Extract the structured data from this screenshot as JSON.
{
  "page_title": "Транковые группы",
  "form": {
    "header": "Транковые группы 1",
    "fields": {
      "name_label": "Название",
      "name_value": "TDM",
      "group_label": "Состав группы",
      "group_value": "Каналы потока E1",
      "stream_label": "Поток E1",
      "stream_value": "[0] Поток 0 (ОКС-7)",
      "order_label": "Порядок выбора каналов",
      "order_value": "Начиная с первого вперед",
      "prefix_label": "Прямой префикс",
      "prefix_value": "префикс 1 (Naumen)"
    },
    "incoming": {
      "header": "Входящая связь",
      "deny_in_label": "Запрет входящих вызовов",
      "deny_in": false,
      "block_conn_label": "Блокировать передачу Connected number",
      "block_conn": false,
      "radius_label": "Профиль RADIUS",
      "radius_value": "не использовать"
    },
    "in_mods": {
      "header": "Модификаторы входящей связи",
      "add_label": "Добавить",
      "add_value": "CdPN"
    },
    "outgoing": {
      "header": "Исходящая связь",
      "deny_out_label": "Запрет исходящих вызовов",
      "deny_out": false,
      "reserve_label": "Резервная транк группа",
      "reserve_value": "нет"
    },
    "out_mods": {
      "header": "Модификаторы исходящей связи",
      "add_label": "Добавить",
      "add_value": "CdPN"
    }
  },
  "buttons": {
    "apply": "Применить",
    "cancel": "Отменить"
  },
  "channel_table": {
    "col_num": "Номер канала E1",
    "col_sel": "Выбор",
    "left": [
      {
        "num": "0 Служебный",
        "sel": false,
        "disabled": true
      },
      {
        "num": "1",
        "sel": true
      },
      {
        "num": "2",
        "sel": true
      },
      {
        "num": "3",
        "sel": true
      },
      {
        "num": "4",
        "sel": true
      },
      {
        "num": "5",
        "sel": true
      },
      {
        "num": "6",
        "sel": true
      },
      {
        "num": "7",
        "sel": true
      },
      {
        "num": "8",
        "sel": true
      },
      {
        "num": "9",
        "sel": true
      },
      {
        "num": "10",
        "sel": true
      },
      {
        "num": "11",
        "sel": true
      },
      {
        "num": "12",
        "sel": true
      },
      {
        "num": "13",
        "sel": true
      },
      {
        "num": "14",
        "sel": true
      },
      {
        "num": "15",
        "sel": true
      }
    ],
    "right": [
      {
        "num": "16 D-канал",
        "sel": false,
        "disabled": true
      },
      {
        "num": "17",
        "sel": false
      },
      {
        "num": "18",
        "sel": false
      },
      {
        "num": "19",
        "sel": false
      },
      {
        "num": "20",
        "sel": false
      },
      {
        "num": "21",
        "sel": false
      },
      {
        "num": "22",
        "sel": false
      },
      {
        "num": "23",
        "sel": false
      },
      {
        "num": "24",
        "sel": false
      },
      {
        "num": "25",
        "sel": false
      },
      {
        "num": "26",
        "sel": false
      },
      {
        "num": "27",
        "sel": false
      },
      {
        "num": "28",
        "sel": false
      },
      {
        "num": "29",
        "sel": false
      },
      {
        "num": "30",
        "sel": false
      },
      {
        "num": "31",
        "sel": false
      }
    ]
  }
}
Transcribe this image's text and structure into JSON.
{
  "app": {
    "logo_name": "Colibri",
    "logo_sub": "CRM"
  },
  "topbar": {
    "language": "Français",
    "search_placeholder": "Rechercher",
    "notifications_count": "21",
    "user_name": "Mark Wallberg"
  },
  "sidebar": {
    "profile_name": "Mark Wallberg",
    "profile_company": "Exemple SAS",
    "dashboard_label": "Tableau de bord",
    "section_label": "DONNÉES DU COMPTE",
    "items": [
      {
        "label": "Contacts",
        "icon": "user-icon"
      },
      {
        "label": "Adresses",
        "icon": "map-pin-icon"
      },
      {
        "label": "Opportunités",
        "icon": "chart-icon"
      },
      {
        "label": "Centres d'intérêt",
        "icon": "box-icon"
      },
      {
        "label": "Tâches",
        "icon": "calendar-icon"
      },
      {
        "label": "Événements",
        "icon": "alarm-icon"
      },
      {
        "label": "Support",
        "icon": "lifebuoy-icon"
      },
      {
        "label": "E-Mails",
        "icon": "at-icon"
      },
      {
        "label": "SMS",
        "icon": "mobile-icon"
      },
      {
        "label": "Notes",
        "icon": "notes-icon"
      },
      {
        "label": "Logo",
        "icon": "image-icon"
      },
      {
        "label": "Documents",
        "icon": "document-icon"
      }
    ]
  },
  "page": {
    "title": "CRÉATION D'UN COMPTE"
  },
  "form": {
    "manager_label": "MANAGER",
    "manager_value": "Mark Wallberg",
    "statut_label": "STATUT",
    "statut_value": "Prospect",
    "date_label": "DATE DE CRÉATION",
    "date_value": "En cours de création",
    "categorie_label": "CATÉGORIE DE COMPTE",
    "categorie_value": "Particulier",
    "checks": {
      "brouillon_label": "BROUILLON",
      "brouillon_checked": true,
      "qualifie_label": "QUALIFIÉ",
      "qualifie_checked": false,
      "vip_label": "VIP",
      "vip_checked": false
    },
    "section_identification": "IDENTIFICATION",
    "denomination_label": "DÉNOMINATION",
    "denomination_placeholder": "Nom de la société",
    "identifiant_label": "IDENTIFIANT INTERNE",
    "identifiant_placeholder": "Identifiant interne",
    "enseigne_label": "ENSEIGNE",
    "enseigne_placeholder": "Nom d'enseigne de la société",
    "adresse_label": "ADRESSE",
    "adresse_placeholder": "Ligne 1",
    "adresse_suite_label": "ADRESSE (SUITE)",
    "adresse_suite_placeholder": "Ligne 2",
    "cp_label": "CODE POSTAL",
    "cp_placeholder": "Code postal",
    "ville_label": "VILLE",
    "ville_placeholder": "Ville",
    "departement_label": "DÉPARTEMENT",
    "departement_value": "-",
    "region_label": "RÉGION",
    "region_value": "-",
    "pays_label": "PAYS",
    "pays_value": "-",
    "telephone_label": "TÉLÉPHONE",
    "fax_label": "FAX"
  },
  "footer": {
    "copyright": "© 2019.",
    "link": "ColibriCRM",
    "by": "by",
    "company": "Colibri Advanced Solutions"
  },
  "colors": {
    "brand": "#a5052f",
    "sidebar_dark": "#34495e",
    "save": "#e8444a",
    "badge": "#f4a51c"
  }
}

=== REQUIREMENT ===
Copy out the full set of records precisely, leaving nothing out.

=== WRITTEN SOLUTION ===
Extract the structured data from this screenshot as JSON.
{
  "page_title": "Транковые группы",
  "form": {
    "header": "Транковые группы 1",
    "fields": {
      "name_label": "Название",
      "name_value": "TDM",
      "group_label": "Состав группы",
      "group_value": "Каналы потока E1",
      "stream_label": "Поток E1",
      "stream_value": "[0] Поток 0 (ОКС-7)",
      "order_label": "Порядок выбора каналов",
      "order_value": "Начиная с первого вперед",
      "prefix_label": "Прямой префикс",
      "prefix_value": "префикс 1 (Naumen)"
    },
    "incoming": {
      "header": "Входящая связь",
      "deny_in_label": "Запрет входящих вызовов",
      "deny_in": false,
      "block_conn_label": "Блокировать передачу Connected number",
      "block_conn": false,
      "radius_label": "Профиль RADIUS",
      "radius_value": "не использовать"
    },
    "in_mods": {
      "header": "Модификаторы входящей связи",
      "add_label": "Добавить",
      "add_value": "CdPN"
    },
    "outgoing": {
      "header": "Исходящая связь",
      "deny_out_label": "Запрет исходящих вызовов",
      "deny_out": false,
      "reserve_label": "Резервная транк группа",
      "reserve_value": "нет"
    },
    "out_mods": {
      "header": "Модификаторы исходящей связи",
      "add_label": "Добавить",
      "add_value": "CdPN"
    }
  },
  "buttons": {
    "apply": "Применить",
    "cancel": "Отменить"
  },
  "channel_table": {
    "col_num": "Номер канала E1",
    "col_sel": "Выбор",
    "left": [
      {
        "num": "0 Служебный",
        "sel": false,
        "disabled": true
      },
      {
        "num": "1",
        "sel": true
      },
      {
        "num": "2",
        "sel": true
      },
      {
        "num": "3",
        "sel": true
      },
      {
        "num": "4",
        "sel": true
      },
      {
        "num": "5",
        "sel": true
      },
      {
        "num": "6",
        "sel": true
      },
      {
        "num": "7",
        "sel": true
      },
      {
        "num": "8",
        "sel": true
      },
      {
        "num": "9",
        "sel": true
      },
      {
        "num": "10",
        "sel": true
      },
      {
        "num": "11",
        "sel": true
      },
      {
        "num": "12",
        "sel": true
      },
      {
        "num": "13",
        "sel": true
      },
      {
        "num": "14",
        "sel": true
      },
      {
        "num": "15",
        "sel": true
      }
    ],
    "right": [
      {
        "num": "16 D-канал",
        "sel": false,
        "disabled": true
      },
      {
        "num": "17",
        "sel": false
      },
      {
        "num": "18",
        "sel": false
      },
      {
        "num": "19",
        "sel": false
      },
      {
        "num": "20",
        "sel": false
      },
      {
        "num": "21",
        "sel": false
      },
      {
        "num": "22",
        "sel": false
      },
      {
        "num": "23",
        "sel": false
      },
      {
        "num": "24",
        "sel": false
      },
      {
        "num": "25",
        "sel": false
      },
      {
        "num": "26",
        "sel": false
      },
      {
        "num": "27",
        "sel": false
      },
      {
        "num": "28",
        "sel": false
      },
      {
        "num": "29",
        "sel": false
      },
      {
        "num": "30",
        "sel": false
      },
      {
        "num": "31",
        "sel": false
      }
    ]
  }
}
Transcribe this image's text and structure into JSON.
{
  "app": {
    "logo_name": "Colibri",
    "logo_sub": "CRM"
  },
  "topbar": {
    "language": "Français",
    "search_placeholder": "Rechercher",
    "notifications_count": "21",
    "user_name": "Mark Wallberg"
  },
  "sidebar": {
    "profile_name": "Mark Wallberg",
    "profile_company": "Exemple SAS",
    "dashboard_label": "Tableau de bord",
    "section_label": "DONNÉES DU COMPTE",
    "items": [
      {
        "label": "Contacts",
        "icon": "user-icon"
      },
      {
        "label": "Adresses",
        "icon": "map-pin-icon"
      },
      {
        "label": "Opportunités",
        "icon": "chart-icon"
      },
      {
        "label": "Centres d'intérêt",
        "icon": "box-icon"
      },
      {
        "label": "Tâches",
        "icon": "calendar-icon"
      },
      {
        "label": "Événements",
        "icon": "alarm-icon"
      },
      {
        "label": "Support",
        "icon": "lifebuoy-icon"
      },
      {
        "label": "E-Mails",
        "icon": "at-icon"
      },
      {
        "label": "SMS",
        "icon": "mobile-icon"
      },
      {
        "label": "Notes",
        "icon": "notes-icon"
      },
      {
        "label": "Logo",
        "icon": "image-icon"
      },
      {
        "label": "Documents",
        "icon": "document-icon"
      }
    ]
  },
  "page": {
    "title": "CRÉATION D'UN COMPTE"
  },
  "form": {
    "manager_label": "MANAGER",
    "manager_value": "Mark Wallberg",
    "statut_label": "STATUT",
    "statut_value": "Prospect",
    "date_label": "DATE DE CRÉATION",
    "date_value": "En cours de création",
    "categorie_label": "CATÉGORIE DE COMPTE",
    "categorie_value": "Particulier",
    "checks": {
      "brouillon_label": "BROUILLON",
      "brouillon_checked": true,
      "qualifie_label": "QUALIFIÉ",
      "qualifie_checked": false,
      "vip_label": "VIP",
      "vip_checked": false
    },
    "section_identification": "IDENTIFICATION",
    "denomination_label": "DÉNOMINATION",
    "denomination_placeholder": "Nom de la société",
    "identifiant_label": "IDENTIFIANT INTERNE",
    "identifiant_placeholder": "Identifiant interne",
    "enseigne_label": "ENSEIGNE",
    "enseigne_placeholder": "Nom d'enseigne de la société",
    "adresse_label": "ADRESSE",
    "adresse_placeholder": "Ligne 1",
    "adresse_suite_label": "ADRESSE (SUITE)",
    "adresse_suite_placeholder": "Ligne 2",
    "cp_label": "CODE POSTAL",
    "cp_placeholder": "Code postal",
    "ville_label": "VILLE",
    "ville_placeholder": "Ville",
    "departement_label": "DÉPARTEMENT",
    "departement_value": "-",
    "region_label": "RÉGION",
    "region_value": "-",
    "pays_label": "PAYS",
    "pays_value": "-",
    "telephone_label": "TÉLÉPHONE",
    "fax_label": "FAX"
  },
  "footer": {
    "copyright": "© 2019.",
    "link": "ColibriCRM",
    "by": "by",
    "company": "Colibri Advanced Solutions"
  },
  "colors": {
    "brand": "#a5052f",
    "sidebar_dark": "#34495e",
    "save": "#e8444a",
    "badge": "#f4a51c"
  }
}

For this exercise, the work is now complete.